• _What needs to be done_
Pick out the lines below that include the string "icon".

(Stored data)
_ _ _
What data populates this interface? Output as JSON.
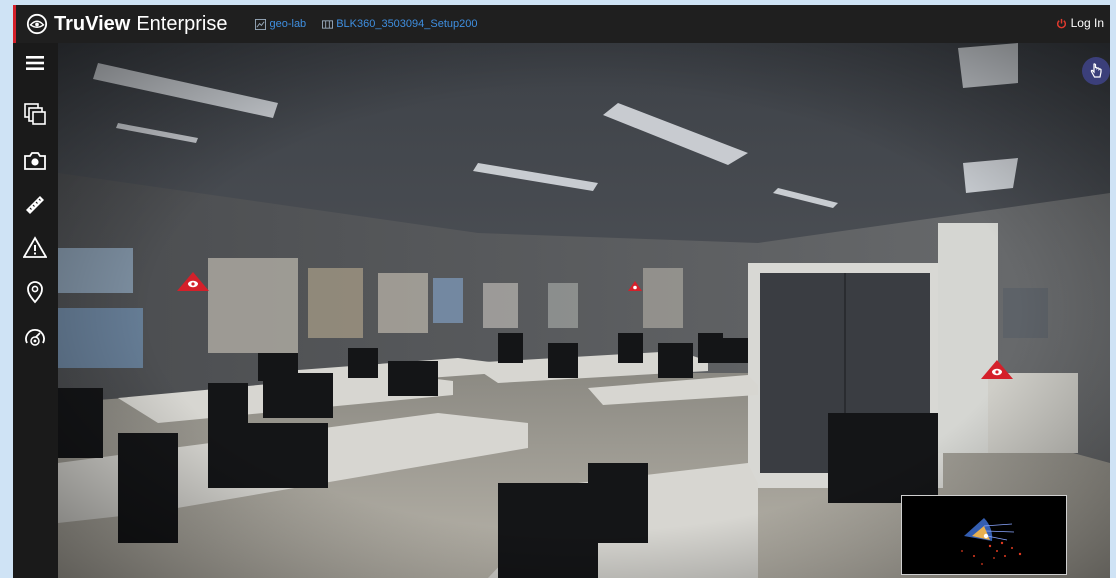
{
  "app": {
    "brand_bold": "TruView",
    "brand_light": "Enterprise"
  },
  "breadcrumb": {
    "site": "geo-lab",
    "setup": "BLK360_3503094_Setup200"
  },
  "header": {
    "login_label": "Log In"
  },
  "colors": {
    "accent": "#d4202a",
    "link": "#3f8fe0",
    "topbar": "#1f1f1f",
    "sidebar": "#1a1a1a",
    "marker": "#d4202a"
  },
  "sidebar": {
    "tools": [
      "menu-icon",
      "layers-icon",
      "camera-icon",
      "measure-icon",
      "warning-icon",
      "location-pin-icon",
      "speedometer-icon"
    ]
  }
}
_ _ _
• _Finished answer_
      "menu-icon",
      "layers-icon",
      "camera-icon",
      "measure-icon",
      "warning-icon",
      "location-pin-icon",
      "speedometer-icon"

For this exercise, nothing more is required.